Derzeit sind als aktive transkutane Knochenleitungsimplantate die BoneBridge (Fa. MedEl) der Firma MedEl und das Osia System mit dem OSI200 bzw. OSI300 Implantat (Fa. Cochlear) verfügbar. Während die Bonebridge (BB) bereits seit Jahren implantiert wird und sich bis 45db Innenohrschwelle bewährt hat, ist das OSI Implantat seit 2022 auf dem Markt und kann durch den piezoelektrischen Aktuator bis zu einem durchschnittlichen Innenohrhörverlust bis 55db HL („hearing level“) implantiert werden. Zur Eignung für eines der beiden Implantate ist auch der vorhandene Knochen des Schläfenbeins bzw. des Mastoids ausschlaggebend. Bei beiden Versorgungsmodi muss der Aktuator unter der Haut platziert werden und direkten Knochenkontakt haben. Die BoneBridge braucht dafür ein relativ großes Mastoid, in das sie 4,5mm versenkt wird, oder sie muss direkt am Sinussigmoideus platziert werden. Für das OSI Implantat hingegen muss eine Titanschraube 3,75mm in den Knochen des Schläfenbeins implantiert werden, an die der piezoelektrische Aktuator angeschraubt wird. Der Unterschied zwischen dem OSI200 und dem OSI300 Implantat ist, dass die mögliche Feldstärke für MRT-Untersuchungen für das OSI200 1,5Tesla beträgt und für das neuere OSI300 3Tesla. Die BoneBridge ist bis 1,5Tesla MR-tauglich.
Kontraindikation für die Versorgung mit den OSI Implantaten ist eine ungenügende Knochendicke des Schläfenbeins, da die Schraube vollständig im Knochen versenkt sein muss. Ebenso ist eine rasch progredienteInnenohrschwerhörigkeit als Gegenanzeige zu sehen, da hier der Patient den Benefit bei Überschreiten der 55-db-HL-Schwelle verlieren würde. Hauterkrankungen, wie chronische Ekzeme der Kopfhaut, die das Tragen des Audioprozessors über dem Implantat verhindern würden, sind als relative Kontraindikationen zu sehen. Für Patienten, die eine regelmäßige MRT des Kopfes benötigen, muss geklärt werden, ob hierbei Artefakte auf der implantierten Seit des Kopfes ein Problem darstellen. Dies gilt für alle Knochenleitungsimplantate.
Diagnostik
Es muss vor der Implantation die audiologische Abklärung erfolgen, ob eine kombinierte oder konduktive Schwerhörigkeit vorliegt, die wie oben angegeben versorgbar ist. Präoperativ muss eine CT des Felsenbeins durchgeführt werden, um sicherzustellen, dass eine ausreichende Tiefe des Knochenbetts von mindestens 3,75mm für die OSI-Schraube vorhanden ist. Für die Planung der Position in einer möglichst planen Ebene ist das CT ebenfalls hilfreich.

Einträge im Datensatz
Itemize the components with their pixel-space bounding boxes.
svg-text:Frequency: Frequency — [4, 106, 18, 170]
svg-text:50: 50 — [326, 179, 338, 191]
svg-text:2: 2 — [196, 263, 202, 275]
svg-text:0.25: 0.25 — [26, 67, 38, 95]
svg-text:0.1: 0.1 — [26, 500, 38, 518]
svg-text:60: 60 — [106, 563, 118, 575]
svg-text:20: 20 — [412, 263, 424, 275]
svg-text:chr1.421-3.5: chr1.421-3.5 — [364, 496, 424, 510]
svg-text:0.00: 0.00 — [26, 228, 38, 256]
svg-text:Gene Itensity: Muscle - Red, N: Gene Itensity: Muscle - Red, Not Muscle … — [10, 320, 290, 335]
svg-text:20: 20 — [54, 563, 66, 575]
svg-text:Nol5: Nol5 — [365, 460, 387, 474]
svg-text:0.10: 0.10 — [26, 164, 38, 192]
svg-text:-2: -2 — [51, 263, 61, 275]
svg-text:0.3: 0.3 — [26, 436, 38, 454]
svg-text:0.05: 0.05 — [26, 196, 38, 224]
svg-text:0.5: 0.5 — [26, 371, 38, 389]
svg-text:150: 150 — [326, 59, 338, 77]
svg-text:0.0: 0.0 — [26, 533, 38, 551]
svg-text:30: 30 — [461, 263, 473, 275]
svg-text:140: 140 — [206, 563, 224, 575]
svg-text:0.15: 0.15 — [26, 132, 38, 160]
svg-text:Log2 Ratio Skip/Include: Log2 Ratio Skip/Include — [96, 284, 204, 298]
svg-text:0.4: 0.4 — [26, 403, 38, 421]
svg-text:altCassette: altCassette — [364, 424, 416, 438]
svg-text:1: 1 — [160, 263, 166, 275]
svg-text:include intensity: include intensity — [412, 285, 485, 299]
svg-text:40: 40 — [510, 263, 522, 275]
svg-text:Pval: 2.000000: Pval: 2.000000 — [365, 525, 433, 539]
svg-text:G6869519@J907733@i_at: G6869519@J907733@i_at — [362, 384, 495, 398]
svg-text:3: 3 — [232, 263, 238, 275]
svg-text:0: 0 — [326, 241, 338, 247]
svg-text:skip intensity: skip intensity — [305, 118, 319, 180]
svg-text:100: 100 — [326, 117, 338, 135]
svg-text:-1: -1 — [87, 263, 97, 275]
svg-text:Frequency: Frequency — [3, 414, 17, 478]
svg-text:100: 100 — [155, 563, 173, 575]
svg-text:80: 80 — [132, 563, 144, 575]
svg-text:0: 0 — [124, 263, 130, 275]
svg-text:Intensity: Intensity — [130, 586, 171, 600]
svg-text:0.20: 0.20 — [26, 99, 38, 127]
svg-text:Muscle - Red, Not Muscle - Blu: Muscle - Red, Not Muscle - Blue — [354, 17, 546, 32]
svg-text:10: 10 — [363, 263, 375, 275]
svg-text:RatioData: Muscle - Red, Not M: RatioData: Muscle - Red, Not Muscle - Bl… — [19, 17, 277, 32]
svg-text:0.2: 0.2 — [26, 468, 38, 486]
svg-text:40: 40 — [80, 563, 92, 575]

> _Zu lösende Aufgaben_
1. Welche Gegenanzeigen für die Versorgung mit den OSI Implantaten nennt der Text über Knochenleitungsimplantate, die relativen eingeschlossen?
2. Können Sie im Text über Knochenleitungsimplantate den Teil, der mit den Worten „Kontraindikation für die“ beginnt und mit „für alle Knochenleitungsimplantate.“ endet, wiedergeben und darin „Audioprozessors“ gegen „Soundprozessors“ austauschen?
Die Zeilen des Datensatzes sind eigenständiges Material.

> _Erwartete Lösungen_
1.
- ungenügende Knochendicke des Schläfenbeins
- rasch progrediente Innenohrschwerhörigkeit
- Hauterkrankungen, wie chronische Ekzeme der Kopfhaut, die das Tragen des Audioprozessors über dem Implantat verhindern würden (relative Kontraindikation)

2.
Kontraindikation für die Versorgung mit den OSI Implantaten ist eine ungenügende Knochendicke des Schläfenbeins, da die Schraube vollständig im Knochen versenkt sein muss. Ebenso ist eine rasch progredienteInnenohrschwerhörigkeit als Gegenanzeige zu sehen, da hier der Patient den Benefit bei Überschreiten der 55-db-HL-Schwelle verlieren würde. Hauterkrankungen, wie chronische Ekzeme der Kopfhaut, die das Tragen des Soundprozessors über dem Implantat verhindern würden, sind als relative Kontraindikationen zu sehen. Für Patienten, die eine regelmäßige MRT des Kopfes benötigen, muss geklärt werden, ob hierbei Artefakte auf der implantierten Seit des Kopfes ein Problem darstellen. Dies gilt für alle Knochenleitungsimplantate.